Honnavara Taluk is one of the five coastal taluks in the district of Uttara Kannada in Karnataka, India.

Geography 
Honnavara taluk has Arabian Sea to the west, Kumta Taluk to the North, Siddapur and Sagar taluks to the east and Bhatkal taluk to the south. The western part of the taluk towards Arabian sea is a plain with Paddy fields, Coconut and Areca plantation while the eastern part has Sahyadri hill range.

Demographics

As of the Census of 2011, there were 160,331 people, 32,808 households in Honavar Taluk, of which Males constitute 49.9% (80,018) and Females were 50.09% (80,313). A majority of the population (141,222) lives in rural villages while about 19,109 people live in semi-urban Honavar town, which is the headquarters of the taluk.

Most people in Honavar taluk are native speakers of Kannada language. There are sizeable numbers of people who speak other languages such as Konkani and Nawayath. This can be attributed to the fact that Honavar taluk, along with the rest of Uttara Kannada district was under Bombay Presidency till India got independence from the British in 1947. Also, it was part of different kingdoms at different times in the history.

Places of interest

 Idagunji is an important place of worship in Uttara Kannada district. Idagunji has an ancient temple to Lord Ganesha constructed by Narada.
 Karikaanamma is a temple to Goddess Kali in Honavar taluk. The temple is on the Western Ghats.

§ **Exercise description**
Print the section of the Honnavara Taluk passage that begins at the words "Demographics" and stops after the words "of the taluk.", copying it word for word. Rely on the Honnavara Taluk passage alone and on no other source.

§ **Entries provided**

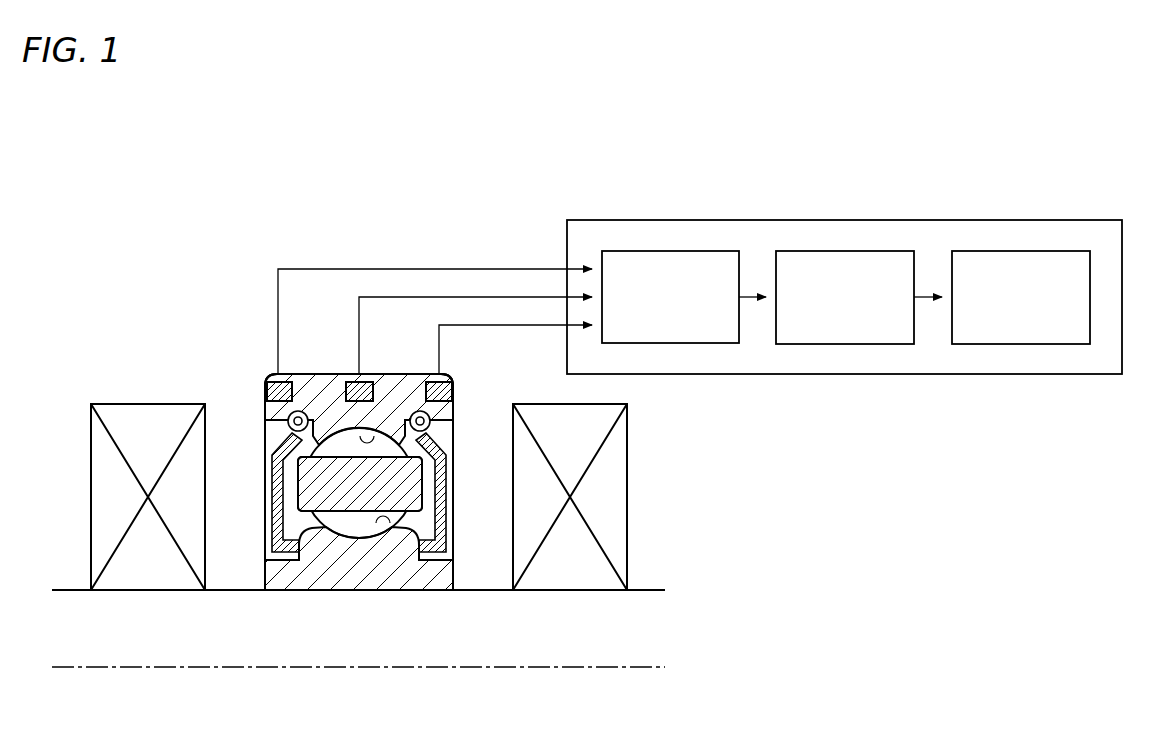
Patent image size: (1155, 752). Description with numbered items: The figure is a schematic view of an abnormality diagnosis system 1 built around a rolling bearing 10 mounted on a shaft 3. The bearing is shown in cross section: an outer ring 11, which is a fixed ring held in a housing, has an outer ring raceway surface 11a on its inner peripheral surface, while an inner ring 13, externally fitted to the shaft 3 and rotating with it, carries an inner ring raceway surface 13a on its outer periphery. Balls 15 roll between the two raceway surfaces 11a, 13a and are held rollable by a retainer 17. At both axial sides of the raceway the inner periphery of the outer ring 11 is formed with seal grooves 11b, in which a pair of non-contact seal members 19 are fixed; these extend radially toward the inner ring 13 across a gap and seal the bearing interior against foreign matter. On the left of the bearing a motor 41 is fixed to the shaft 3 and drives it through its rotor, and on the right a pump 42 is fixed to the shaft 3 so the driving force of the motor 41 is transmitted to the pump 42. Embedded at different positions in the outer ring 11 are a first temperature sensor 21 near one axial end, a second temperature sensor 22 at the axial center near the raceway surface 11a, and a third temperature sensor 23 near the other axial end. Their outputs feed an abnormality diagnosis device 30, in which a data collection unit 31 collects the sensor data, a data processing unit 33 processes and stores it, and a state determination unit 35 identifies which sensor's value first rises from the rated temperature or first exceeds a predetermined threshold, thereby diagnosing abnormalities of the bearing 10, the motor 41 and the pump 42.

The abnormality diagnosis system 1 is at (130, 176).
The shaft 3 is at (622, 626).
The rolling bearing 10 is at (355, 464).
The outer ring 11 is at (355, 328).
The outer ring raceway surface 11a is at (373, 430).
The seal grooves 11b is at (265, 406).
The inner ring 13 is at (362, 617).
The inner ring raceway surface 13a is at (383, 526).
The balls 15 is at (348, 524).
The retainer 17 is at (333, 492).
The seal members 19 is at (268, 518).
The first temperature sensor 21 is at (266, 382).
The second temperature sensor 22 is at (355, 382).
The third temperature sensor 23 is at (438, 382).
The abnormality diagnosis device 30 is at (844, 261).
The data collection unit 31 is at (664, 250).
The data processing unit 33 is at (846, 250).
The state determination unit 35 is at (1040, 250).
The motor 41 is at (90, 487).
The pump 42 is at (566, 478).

...

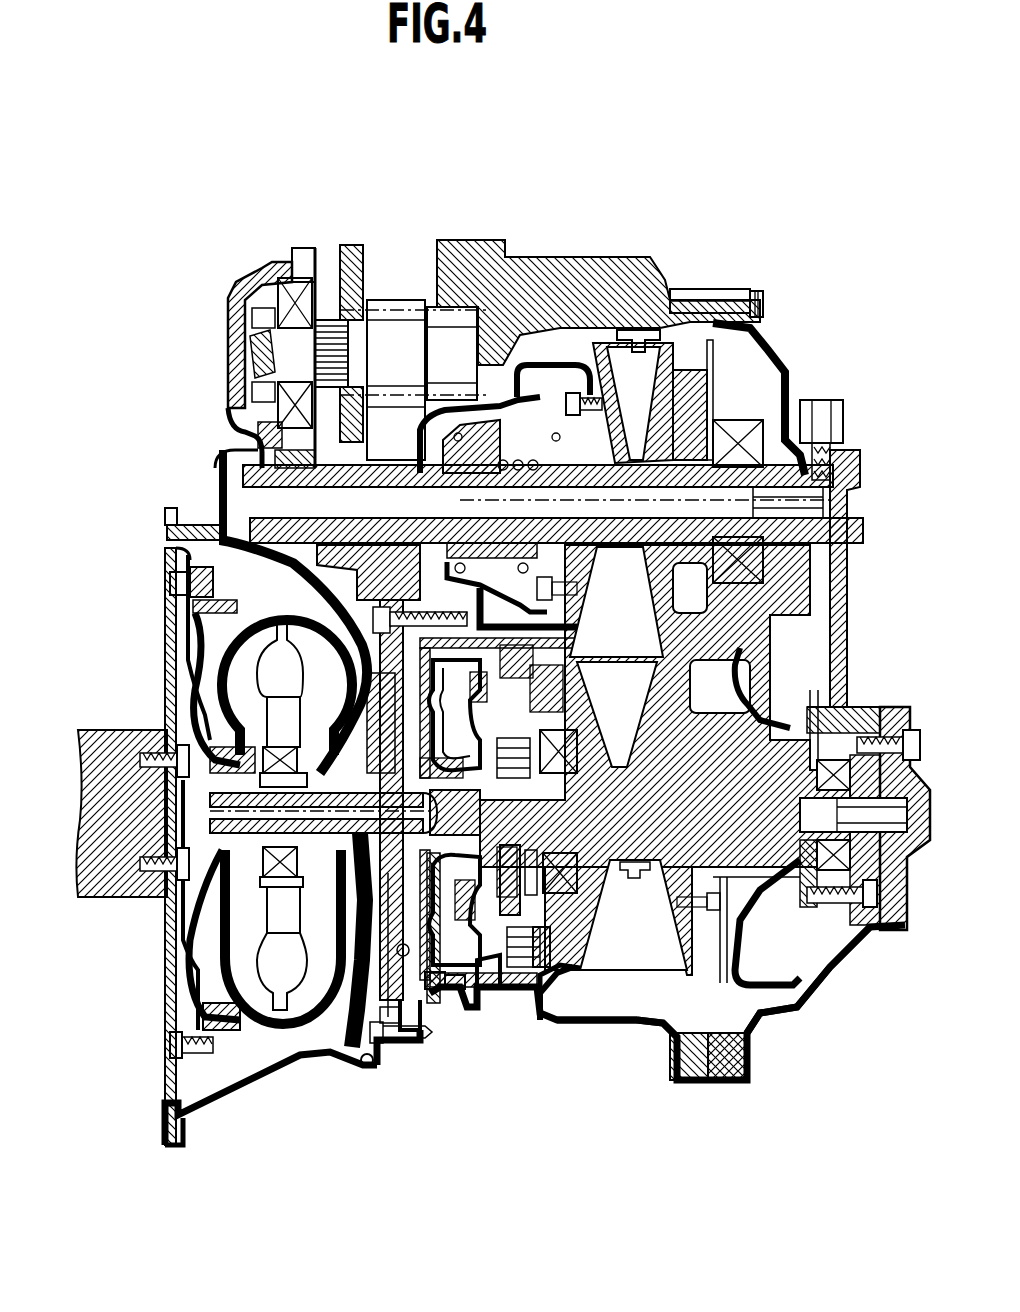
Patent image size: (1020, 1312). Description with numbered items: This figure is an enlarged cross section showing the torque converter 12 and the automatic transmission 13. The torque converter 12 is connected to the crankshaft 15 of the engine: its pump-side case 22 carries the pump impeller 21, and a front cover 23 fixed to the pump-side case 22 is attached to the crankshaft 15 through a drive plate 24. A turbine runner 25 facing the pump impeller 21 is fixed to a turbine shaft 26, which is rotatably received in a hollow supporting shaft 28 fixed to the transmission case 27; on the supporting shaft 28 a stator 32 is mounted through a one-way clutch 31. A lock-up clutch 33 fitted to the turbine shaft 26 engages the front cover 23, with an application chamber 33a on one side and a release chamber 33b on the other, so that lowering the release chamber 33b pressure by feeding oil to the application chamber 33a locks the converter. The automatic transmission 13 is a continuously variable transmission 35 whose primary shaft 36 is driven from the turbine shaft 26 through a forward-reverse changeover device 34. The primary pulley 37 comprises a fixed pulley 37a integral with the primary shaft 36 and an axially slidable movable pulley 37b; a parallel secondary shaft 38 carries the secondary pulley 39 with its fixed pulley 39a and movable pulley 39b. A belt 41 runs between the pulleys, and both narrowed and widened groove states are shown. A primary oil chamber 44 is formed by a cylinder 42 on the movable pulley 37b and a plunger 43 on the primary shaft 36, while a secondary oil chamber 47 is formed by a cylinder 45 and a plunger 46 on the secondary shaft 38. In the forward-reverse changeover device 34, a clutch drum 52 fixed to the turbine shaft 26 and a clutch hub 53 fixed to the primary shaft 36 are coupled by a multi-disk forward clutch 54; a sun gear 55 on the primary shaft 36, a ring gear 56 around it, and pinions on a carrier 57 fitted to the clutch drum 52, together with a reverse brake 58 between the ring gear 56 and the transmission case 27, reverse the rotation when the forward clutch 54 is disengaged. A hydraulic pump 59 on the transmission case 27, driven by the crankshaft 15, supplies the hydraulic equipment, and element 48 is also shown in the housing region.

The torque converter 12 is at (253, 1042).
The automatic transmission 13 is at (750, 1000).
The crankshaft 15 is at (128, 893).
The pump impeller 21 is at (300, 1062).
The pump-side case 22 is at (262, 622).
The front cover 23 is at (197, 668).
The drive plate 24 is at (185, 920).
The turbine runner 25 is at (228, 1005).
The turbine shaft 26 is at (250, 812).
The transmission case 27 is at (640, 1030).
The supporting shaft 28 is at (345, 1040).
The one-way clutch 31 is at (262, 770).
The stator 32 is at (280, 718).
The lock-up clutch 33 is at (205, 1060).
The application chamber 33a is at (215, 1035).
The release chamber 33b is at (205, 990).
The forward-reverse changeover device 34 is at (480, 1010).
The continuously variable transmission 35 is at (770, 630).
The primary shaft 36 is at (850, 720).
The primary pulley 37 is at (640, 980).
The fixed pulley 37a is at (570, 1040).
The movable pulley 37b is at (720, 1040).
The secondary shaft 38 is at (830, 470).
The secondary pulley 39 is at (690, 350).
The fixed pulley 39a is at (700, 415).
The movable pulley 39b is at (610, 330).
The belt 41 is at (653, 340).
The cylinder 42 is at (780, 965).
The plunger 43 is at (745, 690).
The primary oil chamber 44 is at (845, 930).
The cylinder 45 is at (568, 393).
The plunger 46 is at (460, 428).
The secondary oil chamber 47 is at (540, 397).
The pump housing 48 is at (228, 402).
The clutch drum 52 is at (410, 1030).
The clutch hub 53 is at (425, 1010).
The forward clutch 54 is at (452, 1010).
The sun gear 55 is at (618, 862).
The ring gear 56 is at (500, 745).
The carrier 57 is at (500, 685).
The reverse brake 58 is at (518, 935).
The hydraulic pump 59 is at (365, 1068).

==

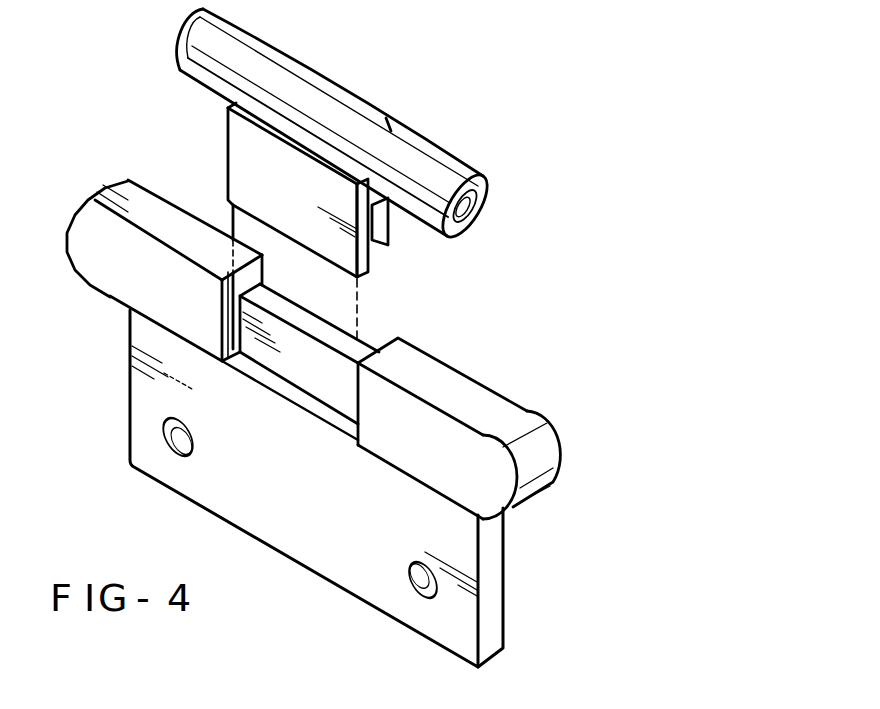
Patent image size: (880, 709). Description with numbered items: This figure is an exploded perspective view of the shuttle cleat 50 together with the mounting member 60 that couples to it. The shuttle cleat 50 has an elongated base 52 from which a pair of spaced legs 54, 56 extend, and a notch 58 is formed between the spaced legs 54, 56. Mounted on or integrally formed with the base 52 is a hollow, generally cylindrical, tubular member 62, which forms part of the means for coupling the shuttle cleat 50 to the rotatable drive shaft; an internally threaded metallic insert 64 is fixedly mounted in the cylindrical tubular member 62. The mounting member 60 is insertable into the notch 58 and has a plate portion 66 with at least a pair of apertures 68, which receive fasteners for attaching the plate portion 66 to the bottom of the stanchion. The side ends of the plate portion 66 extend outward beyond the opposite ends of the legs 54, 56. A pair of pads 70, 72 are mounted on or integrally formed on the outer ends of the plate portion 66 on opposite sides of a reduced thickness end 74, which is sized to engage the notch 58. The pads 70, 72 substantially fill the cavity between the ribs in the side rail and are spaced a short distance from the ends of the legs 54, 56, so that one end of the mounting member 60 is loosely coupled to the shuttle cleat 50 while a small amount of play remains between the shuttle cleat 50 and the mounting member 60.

§ **Result of this task**
Demographics

As of the Census of 2011, there were 160,331 people, 32,808 households in Honavar Taluk, of which Males constitute 49.9% (80,018) and Females were 50.09% (80,313). A majority of the population (141,222) lives in rural villages while about 19,109 people live in semi-urban Honavar town, which is the headquarters of the taluk.